--- start Data shown ---

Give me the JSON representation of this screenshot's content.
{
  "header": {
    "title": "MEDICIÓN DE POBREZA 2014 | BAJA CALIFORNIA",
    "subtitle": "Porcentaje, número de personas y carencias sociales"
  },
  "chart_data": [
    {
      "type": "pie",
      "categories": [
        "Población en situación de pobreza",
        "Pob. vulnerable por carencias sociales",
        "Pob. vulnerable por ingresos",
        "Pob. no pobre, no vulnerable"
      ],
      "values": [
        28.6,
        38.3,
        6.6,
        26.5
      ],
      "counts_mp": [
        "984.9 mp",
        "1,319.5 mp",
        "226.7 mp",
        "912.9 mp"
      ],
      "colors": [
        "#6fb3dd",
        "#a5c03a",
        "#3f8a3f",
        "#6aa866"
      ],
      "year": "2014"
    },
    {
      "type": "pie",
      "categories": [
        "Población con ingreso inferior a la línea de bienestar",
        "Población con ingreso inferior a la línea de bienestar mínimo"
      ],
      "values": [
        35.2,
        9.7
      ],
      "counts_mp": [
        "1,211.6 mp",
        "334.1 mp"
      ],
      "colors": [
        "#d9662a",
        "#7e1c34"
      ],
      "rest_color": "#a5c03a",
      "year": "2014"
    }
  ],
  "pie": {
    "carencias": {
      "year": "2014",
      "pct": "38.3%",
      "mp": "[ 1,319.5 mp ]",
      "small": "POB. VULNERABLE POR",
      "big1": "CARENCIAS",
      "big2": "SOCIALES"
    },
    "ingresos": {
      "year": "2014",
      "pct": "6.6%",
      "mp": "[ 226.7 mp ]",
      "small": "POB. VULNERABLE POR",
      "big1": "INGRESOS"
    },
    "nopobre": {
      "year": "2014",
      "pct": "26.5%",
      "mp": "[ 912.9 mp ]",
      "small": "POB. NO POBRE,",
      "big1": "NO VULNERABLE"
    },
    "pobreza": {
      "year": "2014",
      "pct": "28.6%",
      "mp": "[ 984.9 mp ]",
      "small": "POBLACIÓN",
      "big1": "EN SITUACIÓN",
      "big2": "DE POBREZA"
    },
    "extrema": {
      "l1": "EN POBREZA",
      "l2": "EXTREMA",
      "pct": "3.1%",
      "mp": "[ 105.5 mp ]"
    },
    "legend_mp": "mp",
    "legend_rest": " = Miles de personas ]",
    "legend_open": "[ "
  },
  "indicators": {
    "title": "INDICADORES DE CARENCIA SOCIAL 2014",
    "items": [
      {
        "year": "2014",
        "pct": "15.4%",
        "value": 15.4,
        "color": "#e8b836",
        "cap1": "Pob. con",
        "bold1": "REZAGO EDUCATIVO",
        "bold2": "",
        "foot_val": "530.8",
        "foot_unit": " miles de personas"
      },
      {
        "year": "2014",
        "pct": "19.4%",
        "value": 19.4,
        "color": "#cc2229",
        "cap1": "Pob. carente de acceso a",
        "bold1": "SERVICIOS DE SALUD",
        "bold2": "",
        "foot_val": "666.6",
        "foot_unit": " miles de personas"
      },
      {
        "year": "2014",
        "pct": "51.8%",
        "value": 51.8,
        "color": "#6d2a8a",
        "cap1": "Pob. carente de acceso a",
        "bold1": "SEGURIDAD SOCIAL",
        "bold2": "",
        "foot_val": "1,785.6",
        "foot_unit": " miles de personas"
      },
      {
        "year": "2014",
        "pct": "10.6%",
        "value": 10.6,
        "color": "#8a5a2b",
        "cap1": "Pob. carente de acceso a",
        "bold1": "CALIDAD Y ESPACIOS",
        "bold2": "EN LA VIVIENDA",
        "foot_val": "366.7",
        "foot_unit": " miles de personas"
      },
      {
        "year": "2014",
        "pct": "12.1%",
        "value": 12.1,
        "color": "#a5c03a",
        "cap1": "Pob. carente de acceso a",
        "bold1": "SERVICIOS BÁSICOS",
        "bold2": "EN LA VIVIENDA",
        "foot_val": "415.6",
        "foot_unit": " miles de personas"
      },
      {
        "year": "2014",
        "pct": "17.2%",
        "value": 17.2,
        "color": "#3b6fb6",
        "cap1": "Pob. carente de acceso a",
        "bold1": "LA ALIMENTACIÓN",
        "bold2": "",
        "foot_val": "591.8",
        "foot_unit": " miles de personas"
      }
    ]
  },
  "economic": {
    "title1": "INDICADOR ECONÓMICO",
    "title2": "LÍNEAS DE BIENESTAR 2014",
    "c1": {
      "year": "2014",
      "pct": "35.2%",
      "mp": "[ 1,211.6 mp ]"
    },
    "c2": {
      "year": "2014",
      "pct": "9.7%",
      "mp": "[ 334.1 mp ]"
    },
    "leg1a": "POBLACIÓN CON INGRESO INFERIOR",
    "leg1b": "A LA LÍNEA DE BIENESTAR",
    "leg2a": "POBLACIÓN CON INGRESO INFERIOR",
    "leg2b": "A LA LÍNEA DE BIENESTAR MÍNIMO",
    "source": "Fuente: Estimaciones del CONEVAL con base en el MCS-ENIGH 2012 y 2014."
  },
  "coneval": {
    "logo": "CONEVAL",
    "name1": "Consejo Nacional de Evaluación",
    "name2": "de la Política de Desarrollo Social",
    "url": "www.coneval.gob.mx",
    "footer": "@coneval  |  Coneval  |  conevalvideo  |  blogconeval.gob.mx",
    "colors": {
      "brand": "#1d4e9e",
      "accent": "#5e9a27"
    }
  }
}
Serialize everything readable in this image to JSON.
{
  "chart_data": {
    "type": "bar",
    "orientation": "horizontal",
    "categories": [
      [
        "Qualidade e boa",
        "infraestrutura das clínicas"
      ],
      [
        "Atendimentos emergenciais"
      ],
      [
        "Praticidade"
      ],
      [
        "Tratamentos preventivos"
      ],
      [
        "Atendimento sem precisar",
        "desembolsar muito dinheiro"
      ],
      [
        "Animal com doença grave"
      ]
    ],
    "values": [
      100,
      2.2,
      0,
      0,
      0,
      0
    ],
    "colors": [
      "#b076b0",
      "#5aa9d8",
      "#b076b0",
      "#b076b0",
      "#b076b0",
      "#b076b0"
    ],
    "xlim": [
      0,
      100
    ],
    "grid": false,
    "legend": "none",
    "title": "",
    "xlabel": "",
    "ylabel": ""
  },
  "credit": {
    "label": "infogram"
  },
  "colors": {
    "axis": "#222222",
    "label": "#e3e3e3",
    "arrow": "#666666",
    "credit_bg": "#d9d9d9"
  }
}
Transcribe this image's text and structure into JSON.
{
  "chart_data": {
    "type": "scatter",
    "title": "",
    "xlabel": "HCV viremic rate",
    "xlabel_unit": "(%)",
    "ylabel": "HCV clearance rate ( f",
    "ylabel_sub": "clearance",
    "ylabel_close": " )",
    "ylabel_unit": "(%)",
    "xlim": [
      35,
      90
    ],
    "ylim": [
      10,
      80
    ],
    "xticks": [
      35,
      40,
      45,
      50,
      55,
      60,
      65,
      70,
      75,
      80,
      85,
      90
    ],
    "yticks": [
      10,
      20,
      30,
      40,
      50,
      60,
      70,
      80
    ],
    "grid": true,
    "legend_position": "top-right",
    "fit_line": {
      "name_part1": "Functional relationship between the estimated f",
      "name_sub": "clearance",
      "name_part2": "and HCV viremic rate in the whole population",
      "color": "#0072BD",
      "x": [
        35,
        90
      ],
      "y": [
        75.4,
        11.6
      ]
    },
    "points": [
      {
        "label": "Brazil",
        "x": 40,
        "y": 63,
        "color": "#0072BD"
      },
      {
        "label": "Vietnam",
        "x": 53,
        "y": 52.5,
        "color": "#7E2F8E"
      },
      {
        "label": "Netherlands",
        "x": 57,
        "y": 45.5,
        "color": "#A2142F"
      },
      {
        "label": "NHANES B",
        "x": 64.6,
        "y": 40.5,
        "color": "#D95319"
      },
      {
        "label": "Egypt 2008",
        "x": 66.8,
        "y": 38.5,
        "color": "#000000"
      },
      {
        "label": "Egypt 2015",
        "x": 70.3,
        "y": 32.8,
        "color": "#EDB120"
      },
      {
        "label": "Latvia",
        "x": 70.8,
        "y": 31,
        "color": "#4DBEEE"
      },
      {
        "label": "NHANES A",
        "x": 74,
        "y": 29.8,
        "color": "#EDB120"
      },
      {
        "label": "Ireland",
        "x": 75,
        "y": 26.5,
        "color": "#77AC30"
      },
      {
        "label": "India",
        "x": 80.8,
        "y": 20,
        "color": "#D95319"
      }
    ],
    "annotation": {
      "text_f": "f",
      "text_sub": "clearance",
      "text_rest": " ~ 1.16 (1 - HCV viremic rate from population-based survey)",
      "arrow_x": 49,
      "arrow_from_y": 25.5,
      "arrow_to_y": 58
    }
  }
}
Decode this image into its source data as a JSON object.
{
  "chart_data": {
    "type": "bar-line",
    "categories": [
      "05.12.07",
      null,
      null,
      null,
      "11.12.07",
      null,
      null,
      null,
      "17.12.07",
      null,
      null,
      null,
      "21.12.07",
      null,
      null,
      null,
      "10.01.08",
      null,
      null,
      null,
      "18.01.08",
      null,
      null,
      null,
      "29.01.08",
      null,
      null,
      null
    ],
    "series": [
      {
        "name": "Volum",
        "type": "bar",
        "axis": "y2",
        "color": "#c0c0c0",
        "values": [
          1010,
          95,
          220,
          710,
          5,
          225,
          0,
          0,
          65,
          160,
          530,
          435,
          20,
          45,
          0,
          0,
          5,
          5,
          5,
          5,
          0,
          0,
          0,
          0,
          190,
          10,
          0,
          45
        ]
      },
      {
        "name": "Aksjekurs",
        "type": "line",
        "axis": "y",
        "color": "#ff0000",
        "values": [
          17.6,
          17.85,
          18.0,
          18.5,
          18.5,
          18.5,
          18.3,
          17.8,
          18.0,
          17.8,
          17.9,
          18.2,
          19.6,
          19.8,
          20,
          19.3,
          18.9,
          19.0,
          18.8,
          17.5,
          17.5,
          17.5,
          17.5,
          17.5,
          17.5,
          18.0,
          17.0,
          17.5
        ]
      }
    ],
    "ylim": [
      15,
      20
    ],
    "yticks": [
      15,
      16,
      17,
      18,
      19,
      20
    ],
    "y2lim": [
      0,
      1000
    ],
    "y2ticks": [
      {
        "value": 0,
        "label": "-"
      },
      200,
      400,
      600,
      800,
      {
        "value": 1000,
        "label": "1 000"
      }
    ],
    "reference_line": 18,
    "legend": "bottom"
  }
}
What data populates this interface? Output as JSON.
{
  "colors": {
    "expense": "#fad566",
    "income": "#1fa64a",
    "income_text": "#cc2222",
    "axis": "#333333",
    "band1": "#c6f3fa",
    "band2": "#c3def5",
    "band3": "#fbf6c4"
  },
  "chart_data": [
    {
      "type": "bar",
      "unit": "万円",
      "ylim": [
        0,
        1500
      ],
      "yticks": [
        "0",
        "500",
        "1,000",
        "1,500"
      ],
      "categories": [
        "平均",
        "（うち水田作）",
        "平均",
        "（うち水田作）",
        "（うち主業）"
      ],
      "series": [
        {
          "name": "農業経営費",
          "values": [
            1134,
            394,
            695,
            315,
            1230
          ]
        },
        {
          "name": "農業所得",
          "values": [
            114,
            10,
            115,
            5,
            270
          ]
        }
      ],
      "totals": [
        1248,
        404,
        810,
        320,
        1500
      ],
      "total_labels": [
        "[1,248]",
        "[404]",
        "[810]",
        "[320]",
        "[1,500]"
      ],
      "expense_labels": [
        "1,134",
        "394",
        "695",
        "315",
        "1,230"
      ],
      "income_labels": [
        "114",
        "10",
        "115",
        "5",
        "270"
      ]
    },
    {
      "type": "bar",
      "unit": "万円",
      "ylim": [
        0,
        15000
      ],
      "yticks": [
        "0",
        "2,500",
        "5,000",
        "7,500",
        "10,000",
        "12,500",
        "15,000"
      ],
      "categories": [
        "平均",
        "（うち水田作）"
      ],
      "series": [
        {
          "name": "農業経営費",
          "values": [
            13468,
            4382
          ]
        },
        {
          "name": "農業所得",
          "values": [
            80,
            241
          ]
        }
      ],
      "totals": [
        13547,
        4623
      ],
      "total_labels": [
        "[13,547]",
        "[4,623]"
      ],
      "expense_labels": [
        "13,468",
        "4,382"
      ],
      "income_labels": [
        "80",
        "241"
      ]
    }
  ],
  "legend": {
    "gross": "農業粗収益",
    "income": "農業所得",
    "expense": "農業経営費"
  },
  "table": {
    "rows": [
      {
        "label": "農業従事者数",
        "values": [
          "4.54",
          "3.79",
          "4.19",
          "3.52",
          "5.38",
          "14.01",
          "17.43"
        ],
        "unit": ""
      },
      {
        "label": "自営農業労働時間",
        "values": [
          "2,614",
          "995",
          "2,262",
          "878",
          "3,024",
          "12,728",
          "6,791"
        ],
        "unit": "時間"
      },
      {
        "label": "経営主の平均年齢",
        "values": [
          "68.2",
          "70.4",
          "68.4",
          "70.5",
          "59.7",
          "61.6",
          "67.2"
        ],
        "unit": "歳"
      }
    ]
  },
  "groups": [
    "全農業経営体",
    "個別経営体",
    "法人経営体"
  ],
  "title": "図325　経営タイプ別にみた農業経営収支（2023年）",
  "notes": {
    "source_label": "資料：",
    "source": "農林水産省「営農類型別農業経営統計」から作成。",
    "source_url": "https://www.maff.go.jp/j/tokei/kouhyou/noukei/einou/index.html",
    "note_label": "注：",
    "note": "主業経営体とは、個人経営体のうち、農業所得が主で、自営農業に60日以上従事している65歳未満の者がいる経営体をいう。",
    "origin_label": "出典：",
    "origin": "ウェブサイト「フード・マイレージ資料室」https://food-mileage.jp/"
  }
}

--- end Data shown ---

→ Written exercise
State, as a bare number, how many lines of the listing hold the word "clearance".

→ Reply to the task
4